*Short problem*.
Work through the data line by line, gathering every line that has the word "type".

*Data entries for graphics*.
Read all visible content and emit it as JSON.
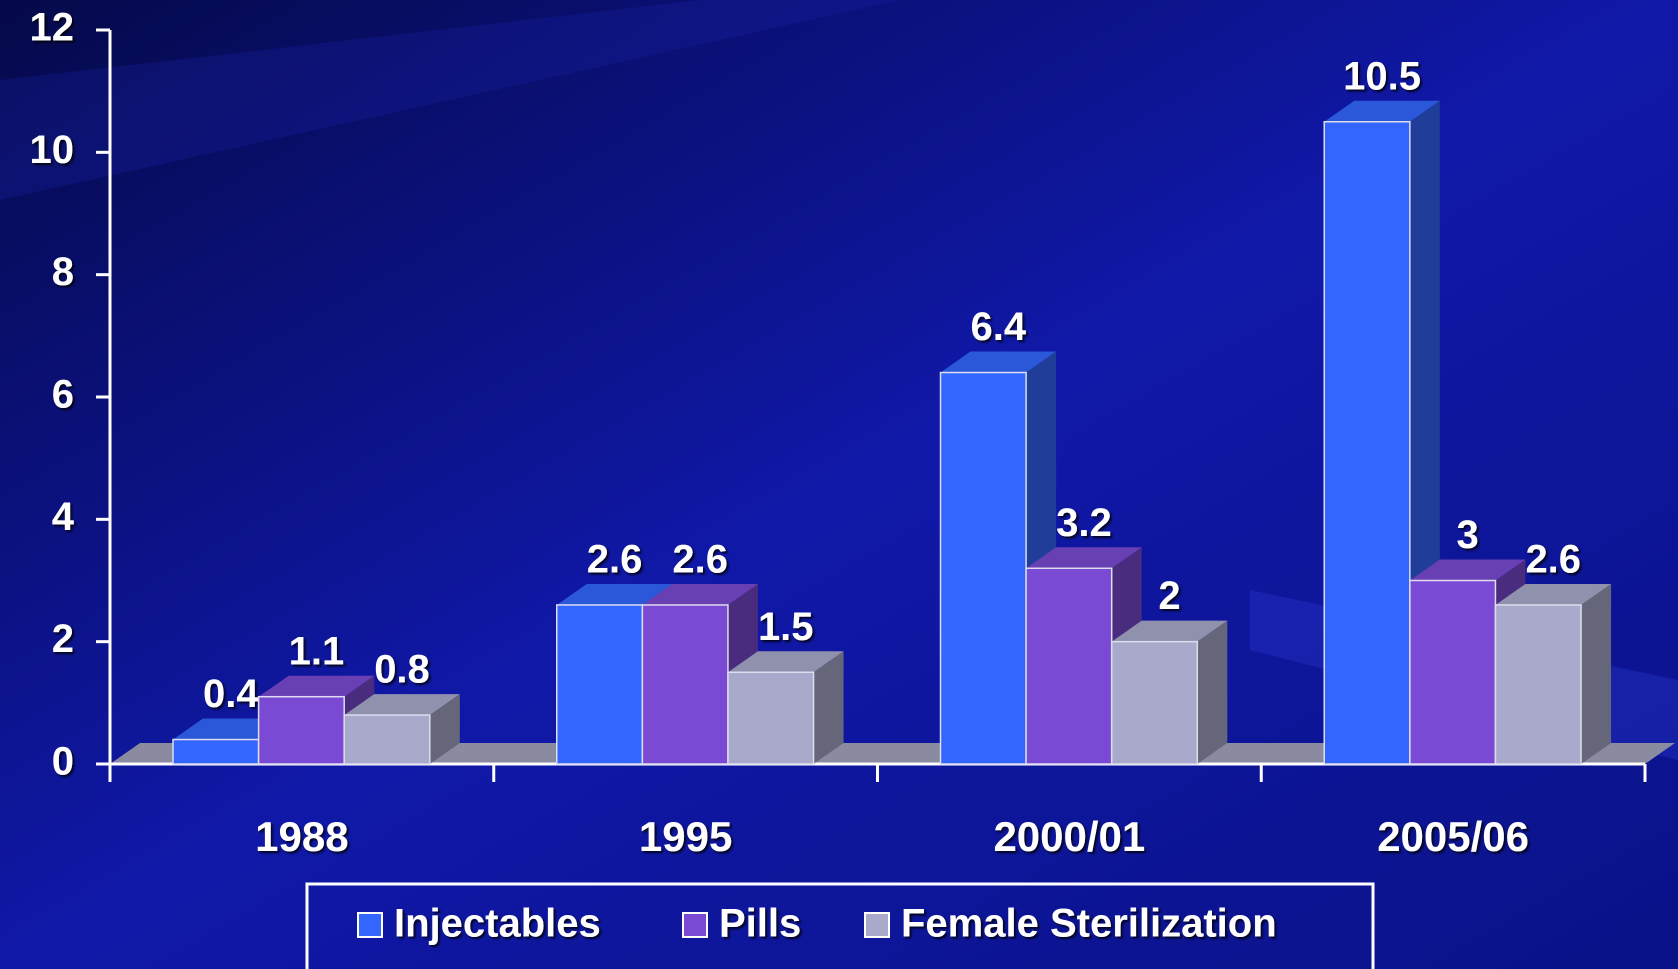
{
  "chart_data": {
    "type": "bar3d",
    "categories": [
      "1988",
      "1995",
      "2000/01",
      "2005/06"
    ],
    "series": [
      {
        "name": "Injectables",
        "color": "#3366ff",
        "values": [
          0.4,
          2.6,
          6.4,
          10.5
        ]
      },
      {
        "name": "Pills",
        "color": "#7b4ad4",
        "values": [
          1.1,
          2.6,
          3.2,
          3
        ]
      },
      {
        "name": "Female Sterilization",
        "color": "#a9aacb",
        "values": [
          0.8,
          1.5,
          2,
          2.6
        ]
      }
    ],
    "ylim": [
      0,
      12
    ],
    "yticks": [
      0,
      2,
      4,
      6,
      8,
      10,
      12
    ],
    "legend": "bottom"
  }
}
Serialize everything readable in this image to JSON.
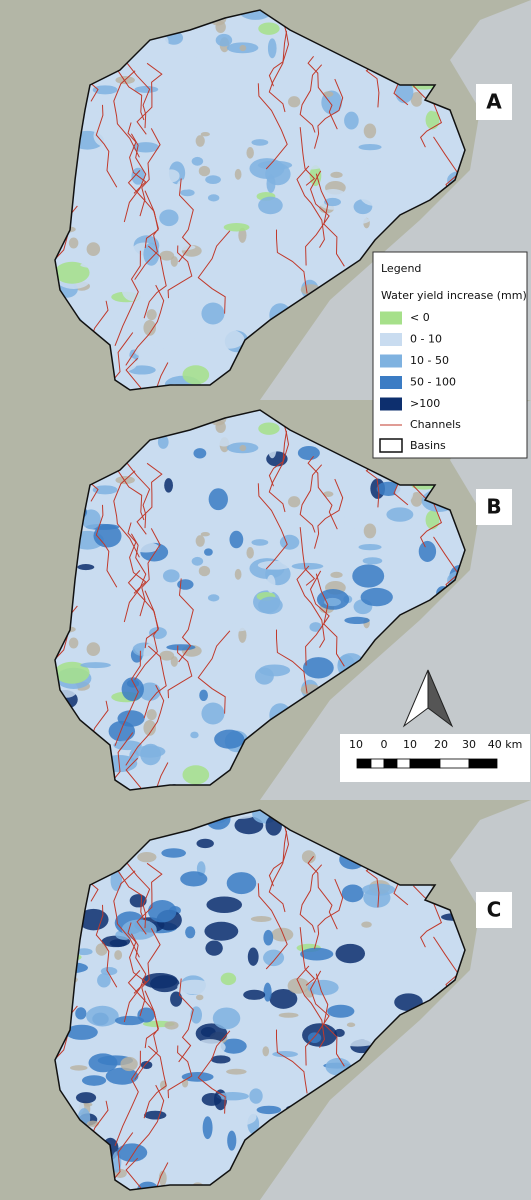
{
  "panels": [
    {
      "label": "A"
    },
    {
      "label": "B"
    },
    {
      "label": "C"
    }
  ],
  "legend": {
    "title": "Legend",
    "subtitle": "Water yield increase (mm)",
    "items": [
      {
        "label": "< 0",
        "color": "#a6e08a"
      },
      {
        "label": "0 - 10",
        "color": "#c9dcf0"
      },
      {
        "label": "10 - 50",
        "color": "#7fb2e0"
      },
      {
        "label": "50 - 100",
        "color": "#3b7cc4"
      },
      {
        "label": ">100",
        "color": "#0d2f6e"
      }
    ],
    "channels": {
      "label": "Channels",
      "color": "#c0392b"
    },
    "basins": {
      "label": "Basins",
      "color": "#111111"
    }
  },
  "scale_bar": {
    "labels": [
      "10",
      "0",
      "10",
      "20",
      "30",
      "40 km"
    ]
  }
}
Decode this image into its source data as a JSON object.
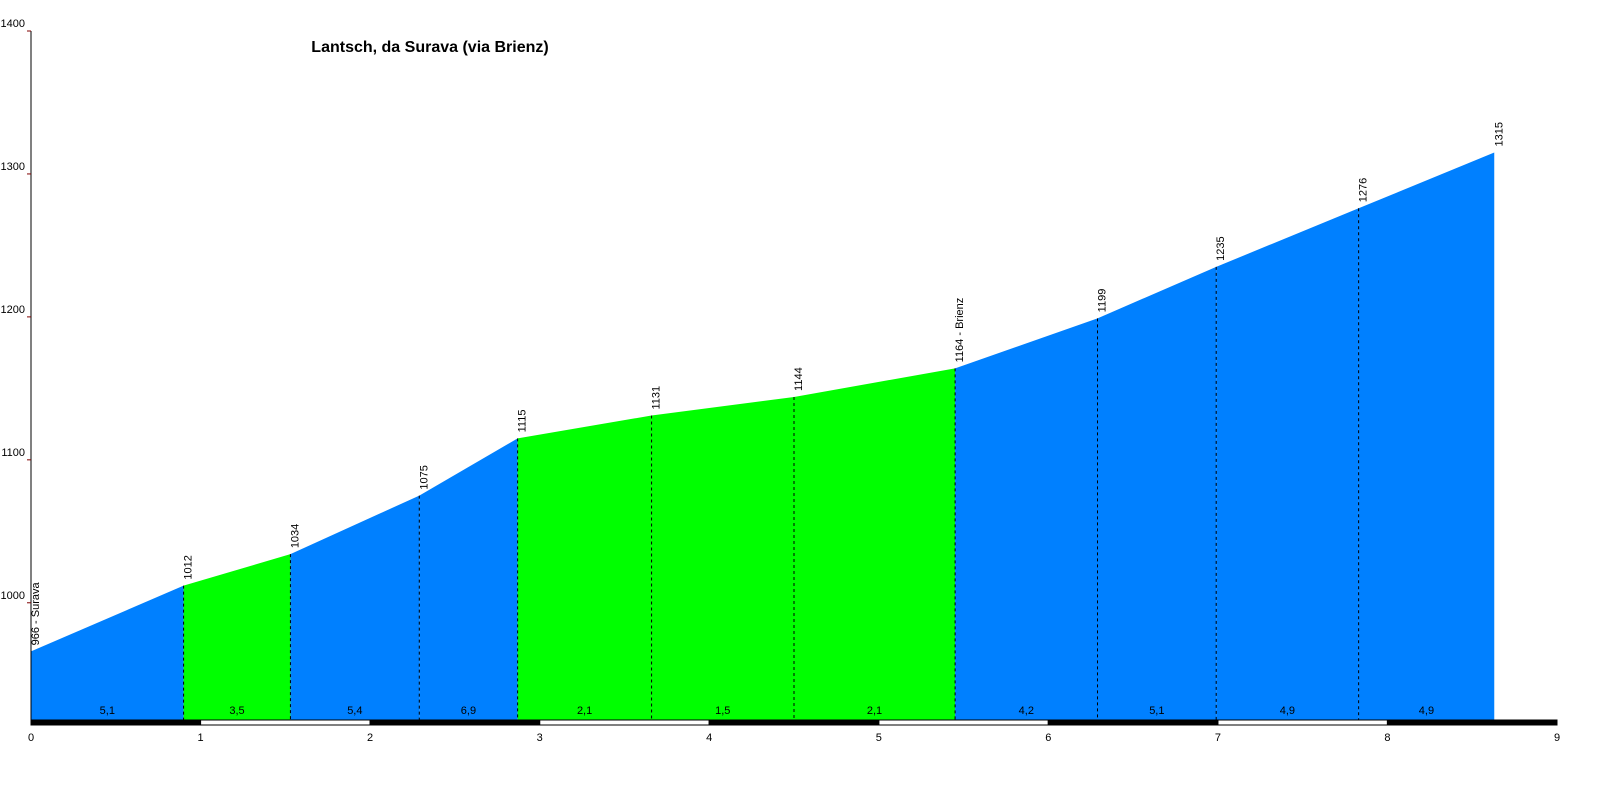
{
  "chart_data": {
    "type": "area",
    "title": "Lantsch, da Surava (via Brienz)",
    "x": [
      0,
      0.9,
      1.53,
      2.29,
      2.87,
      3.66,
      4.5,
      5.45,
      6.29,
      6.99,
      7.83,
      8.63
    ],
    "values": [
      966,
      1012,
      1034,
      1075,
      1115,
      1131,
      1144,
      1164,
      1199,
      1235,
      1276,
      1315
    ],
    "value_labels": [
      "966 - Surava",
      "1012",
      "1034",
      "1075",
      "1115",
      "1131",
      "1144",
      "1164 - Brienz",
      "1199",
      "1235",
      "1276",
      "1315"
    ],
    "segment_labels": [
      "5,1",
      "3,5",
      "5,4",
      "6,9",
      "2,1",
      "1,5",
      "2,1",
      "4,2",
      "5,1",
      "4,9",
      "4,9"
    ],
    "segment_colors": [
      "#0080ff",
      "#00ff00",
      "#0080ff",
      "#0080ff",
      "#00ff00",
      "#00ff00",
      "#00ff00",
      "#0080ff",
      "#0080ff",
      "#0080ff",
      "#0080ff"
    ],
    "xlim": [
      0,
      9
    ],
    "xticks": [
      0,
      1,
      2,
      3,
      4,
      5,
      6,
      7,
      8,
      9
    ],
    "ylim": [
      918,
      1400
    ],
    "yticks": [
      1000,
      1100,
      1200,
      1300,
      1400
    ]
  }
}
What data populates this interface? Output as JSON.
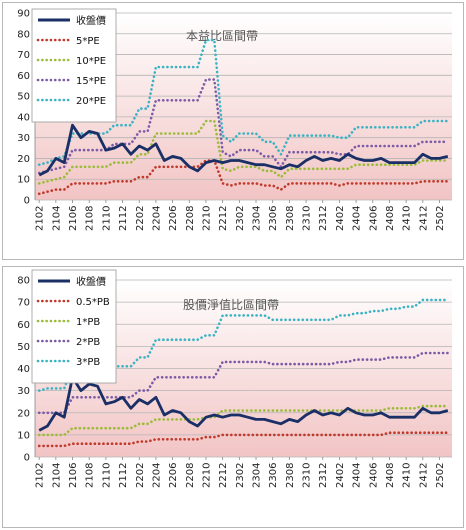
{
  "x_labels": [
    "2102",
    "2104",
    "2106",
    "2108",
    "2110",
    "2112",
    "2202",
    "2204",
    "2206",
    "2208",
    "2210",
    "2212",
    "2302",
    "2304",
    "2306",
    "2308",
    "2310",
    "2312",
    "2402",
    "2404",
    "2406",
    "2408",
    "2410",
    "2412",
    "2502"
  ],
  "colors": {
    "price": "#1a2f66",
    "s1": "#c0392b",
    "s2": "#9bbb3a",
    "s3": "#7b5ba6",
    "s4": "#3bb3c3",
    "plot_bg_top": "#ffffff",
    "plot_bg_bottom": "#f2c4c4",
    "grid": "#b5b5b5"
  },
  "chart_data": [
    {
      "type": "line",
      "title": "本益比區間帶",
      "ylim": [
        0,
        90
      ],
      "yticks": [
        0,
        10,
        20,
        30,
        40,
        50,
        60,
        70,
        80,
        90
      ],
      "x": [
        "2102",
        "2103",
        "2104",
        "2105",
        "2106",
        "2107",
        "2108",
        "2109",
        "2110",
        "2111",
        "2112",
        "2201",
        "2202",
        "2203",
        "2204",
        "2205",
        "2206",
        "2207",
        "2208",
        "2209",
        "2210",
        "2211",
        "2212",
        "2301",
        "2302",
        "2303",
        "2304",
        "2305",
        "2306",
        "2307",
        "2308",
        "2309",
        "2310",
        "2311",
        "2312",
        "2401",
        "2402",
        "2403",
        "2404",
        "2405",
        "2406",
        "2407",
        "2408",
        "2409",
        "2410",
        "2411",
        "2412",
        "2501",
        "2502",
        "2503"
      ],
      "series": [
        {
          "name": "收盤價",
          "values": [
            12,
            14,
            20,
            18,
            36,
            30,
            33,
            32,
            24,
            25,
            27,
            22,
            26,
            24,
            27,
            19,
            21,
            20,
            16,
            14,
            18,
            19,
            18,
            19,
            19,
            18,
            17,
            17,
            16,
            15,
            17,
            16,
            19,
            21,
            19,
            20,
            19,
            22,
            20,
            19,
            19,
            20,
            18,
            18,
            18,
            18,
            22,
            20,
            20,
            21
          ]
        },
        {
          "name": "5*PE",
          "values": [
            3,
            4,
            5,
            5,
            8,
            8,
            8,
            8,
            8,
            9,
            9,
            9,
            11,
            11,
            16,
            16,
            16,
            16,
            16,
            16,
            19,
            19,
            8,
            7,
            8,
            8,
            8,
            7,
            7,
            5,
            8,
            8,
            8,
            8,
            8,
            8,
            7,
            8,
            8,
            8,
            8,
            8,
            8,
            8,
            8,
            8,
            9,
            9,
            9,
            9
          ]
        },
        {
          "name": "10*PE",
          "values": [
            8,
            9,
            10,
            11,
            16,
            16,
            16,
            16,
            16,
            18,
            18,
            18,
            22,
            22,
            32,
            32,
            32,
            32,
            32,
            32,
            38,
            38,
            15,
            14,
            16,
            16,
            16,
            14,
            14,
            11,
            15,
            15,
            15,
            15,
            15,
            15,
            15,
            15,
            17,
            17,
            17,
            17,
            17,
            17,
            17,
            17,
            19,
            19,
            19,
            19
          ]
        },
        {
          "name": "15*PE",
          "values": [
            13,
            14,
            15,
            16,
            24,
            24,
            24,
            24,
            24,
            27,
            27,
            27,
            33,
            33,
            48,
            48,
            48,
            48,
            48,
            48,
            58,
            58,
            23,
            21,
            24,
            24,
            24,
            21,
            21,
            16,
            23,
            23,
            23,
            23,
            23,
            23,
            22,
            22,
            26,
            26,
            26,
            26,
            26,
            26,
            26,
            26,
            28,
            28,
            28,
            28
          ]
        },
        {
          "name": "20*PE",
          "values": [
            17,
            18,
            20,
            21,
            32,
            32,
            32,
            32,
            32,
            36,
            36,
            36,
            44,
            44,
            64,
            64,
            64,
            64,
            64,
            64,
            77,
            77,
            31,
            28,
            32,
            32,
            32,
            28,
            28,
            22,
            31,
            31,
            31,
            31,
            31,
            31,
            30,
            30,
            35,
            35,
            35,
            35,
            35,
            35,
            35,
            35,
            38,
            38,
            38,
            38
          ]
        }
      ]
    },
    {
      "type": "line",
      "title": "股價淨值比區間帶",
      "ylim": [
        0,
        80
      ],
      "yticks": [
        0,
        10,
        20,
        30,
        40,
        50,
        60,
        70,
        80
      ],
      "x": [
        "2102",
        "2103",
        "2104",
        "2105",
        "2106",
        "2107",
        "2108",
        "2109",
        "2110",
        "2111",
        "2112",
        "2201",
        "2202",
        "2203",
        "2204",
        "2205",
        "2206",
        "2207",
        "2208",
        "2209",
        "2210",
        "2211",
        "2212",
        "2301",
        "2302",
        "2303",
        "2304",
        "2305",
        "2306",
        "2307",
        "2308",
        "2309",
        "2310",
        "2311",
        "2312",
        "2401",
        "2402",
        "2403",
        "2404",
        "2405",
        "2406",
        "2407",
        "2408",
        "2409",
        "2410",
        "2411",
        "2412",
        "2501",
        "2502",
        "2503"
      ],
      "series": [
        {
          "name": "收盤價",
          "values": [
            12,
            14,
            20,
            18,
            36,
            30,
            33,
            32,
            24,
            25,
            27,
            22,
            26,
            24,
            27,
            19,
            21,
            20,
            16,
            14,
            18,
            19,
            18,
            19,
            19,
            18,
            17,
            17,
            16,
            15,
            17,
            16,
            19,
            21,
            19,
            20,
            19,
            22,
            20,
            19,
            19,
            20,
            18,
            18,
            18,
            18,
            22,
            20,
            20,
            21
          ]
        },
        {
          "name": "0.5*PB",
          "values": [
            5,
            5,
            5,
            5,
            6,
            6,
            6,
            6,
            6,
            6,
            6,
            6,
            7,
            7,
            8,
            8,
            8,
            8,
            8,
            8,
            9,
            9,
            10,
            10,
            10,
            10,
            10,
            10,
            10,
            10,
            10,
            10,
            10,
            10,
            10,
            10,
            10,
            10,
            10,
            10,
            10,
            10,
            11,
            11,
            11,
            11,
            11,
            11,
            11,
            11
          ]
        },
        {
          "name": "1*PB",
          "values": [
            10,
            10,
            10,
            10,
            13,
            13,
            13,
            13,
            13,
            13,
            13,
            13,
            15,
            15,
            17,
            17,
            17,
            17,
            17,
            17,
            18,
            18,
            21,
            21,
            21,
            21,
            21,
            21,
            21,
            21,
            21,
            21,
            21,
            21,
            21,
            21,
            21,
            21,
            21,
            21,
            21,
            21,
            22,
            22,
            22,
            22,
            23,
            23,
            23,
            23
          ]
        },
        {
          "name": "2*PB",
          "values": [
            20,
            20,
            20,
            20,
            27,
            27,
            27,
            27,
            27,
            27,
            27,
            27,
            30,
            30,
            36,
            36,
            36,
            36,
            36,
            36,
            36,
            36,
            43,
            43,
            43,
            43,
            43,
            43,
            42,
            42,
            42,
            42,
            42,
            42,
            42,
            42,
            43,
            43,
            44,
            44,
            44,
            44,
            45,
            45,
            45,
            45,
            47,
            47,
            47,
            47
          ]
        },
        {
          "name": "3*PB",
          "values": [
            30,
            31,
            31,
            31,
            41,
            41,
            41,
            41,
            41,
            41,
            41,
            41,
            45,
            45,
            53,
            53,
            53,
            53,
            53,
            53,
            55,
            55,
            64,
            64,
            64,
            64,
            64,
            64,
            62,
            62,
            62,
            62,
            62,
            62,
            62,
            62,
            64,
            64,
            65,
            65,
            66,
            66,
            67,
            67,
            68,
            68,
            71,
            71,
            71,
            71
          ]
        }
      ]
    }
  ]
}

*Correct output*.
    "type": "bar3d",
    "type": "area",
      "type": "line",
      "type": "line",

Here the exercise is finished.